Problem details:
Your task is to give the data again, exactly, with every line intact.

··· Recorded information ···

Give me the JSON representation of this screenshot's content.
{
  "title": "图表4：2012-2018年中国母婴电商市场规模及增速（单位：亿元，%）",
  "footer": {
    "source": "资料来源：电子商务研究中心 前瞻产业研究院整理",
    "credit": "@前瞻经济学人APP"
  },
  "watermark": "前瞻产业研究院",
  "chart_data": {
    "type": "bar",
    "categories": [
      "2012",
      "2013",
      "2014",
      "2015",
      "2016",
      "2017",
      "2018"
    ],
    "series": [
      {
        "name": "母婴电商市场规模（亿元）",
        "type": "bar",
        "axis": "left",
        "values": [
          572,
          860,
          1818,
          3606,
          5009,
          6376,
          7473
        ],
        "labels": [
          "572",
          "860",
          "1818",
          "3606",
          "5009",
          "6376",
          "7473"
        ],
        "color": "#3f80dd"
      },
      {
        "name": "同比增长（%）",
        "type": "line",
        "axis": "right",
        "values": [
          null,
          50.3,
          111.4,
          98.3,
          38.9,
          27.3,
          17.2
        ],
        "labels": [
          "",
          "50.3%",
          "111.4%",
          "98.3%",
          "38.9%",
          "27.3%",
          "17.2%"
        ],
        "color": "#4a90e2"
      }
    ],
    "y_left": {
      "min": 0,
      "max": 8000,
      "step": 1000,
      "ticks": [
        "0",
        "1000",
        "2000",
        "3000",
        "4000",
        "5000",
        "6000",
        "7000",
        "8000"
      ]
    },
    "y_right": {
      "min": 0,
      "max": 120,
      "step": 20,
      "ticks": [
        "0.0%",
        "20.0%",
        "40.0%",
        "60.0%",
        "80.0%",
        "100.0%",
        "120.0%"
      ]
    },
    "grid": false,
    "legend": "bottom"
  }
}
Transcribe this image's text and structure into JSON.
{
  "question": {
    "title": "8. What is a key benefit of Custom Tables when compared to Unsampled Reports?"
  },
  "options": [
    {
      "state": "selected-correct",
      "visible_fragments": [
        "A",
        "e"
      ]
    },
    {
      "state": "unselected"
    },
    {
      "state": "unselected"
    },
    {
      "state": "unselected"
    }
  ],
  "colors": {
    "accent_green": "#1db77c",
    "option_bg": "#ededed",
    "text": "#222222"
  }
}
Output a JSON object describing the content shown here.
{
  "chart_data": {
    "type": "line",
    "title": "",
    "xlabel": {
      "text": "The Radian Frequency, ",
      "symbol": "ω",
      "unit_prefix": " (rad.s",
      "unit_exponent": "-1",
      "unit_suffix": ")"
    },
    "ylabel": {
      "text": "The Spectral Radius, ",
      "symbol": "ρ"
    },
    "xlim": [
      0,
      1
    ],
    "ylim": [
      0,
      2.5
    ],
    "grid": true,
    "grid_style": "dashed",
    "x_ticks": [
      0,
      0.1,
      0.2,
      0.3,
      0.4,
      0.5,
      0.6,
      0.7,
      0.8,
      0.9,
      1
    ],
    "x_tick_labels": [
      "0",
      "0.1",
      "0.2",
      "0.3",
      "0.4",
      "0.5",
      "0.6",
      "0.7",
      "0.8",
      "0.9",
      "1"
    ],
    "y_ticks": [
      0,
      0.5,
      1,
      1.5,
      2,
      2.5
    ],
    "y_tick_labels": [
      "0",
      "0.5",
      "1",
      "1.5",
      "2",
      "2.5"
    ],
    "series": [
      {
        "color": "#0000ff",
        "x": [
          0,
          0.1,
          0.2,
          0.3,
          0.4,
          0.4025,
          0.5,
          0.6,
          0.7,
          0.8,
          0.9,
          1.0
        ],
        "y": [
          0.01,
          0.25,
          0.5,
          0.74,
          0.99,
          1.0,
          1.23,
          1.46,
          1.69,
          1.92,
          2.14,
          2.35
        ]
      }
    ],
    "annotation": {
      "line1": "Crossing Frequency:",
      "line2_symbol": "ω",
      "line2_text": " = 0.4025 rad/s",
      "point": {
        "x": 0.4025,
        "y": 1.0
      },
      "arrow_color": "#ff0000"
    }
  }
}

···

Written answer:
Give me the JSON representation of this screenshot's content.
{
  "title": "图表4：2012-2018年中国母婴电商市场规模及增速（单位：亿元，%）",
  "footer": {
    "source": "资料来源：电子商务研究中心 前瞻产业研究院整理",
    "credit": "@前瞻经济学人APP"
  },
  "watermark": "前瞻产业研究院",
  "chart_data": {
    "type": "bar",
    "categories": [
      "2012",
      "2013",
      "2014",
      "2015",
      "2016",
      "2017",
      "2018"
    ],
    "series": [
      {
        "name": "母婴电商市场规模（亿元）",
        "type": "bar",
        "axis": "left",
        "values": [
          572,
          860,
          1818,
          3606,
          5009,
          6376,
          7473
        ],
        "labels": [
          "572",
          "860",
          "1818",
          "3606",
          "5009",
          "6376",
          "7473"
        ],
        "color": "#3f80dd"
      },
      {
        "name": "同比增长（%）",
        "type": "line",
        "axis": "right",
        "values": [
          null,
          50.3,
          111.4,
          98.3,
          38.9,
          27.3,
          17.2
        ],
        "labels": [
          "",
          "50.3%",
          "111.4%",
          "98.3%",
          "38.9%",
          "27.3%",
          "17.2%"
        ],
        "color": "#4a90e2"
      }
    ],
    "y_left": {
      "min": 0,
      "max": 8000,
      "step": 1000,
      "ticks": [
        "0",
        "1000",
        "2000",
        "3000",
        "4000",
        "5000",
        "6000",
        "7000",
        "8000"
      ]
    },
    "y_right": {
      "min": 0,
      "max": 120,
      "step": 20,
      "ticks": [
        "0.0%",
        "20.0%",
        "40.0%",
        "60.0%",
        "80.0%",
        "100.0%",
        "120.0%"
      ]
    },
    "grid": false,
    "legend": "bottom"
  }
}
Transcribe this image's text and structure into JSON.
{
  "question": {
    "title": "8. What is a key benefit of Custom Tables when compared to Unsampled Reports?"
  },
  "options": [
    {
      "state": "selected-correct",
      "visible_fragments": [
        "A",
        "e"
      ]
    },
    {
      "state": "unselected"
    },
    {
      "state": "unselected"
    },
    {
      "state": "unselected"
    }
  ],
  "colors": {
    "accent_green": "#1db77c",
    "option_bg": "#ededed",
    "text": "#222222"
  }
}
Output a JSON object describing the content shown here.
{
  "chart_data": {
    "type": "line",
    "title": "",
    "xlabel": {
      "text": "The Radian Frequency, ",
      "symbol": "ω",
      "unit_prefix": " (rad.s",
      "unit_exponent": "-1",
      "unit_suffix": ")"
    },
    "ylabel": {
      "text": "The Spectral Radius, ",
      "symbol": "ρ"
    },
    "xlim": [
      0,
      1
    ],
    "ylim": [
      0,
      2.5
    ],
    "grid": true,
    "grid_style": "dashed",
    "x_ticks": [
      0,
      0.1,
      0.2,
      0.3,
      0.4,
      0.5,
      0.6,
      0.7,
      0.8,
      0.9,
      1
    ],
    "x_tick_labels": [
      "0",
      "0.1",
      "0.2",
      "0.3",
      "0.4",
      "0.5",
      "0.6",
      "0.7",
      "0.8",
      "0.9",
      "1"
    ],
    "y_ticks": [
      0,
      0.5,
      1,
      1.5,
      2,
      2.5
    ],
    "y_tick_labels": [
      "0",
      "0.5",
      "1",
      "1.5",
      "2",
      "2.5"
    ],
    "series": [
      {
        "color": "#0000ff",
        "x": [
          0,
          0.1,
          0.2,
          0.3,
          0.4,
          0.4025,
          0.5,
          0.6,
          0.7,
          0.8,
          0.9,
          1.0
        ],
        "y": [
          0.01,
          0.25,
          0.5,
          0.74,
          0.99,
          1.0,
          1.23,
          1.46,
          1.69,
          1.92,
          2.14,
          2.35
        ]
      }
    ],
    "annotation": {
      "line1": "Crossing Frequency:",
      "line2_symbol": "ω",
      "line2_text": " = 0.4025 rad/s",
      "point": {
        "x": 0.4025,
        "y": 1.0
      },
      "arrow_color": "#ff0000"
    }
  }
}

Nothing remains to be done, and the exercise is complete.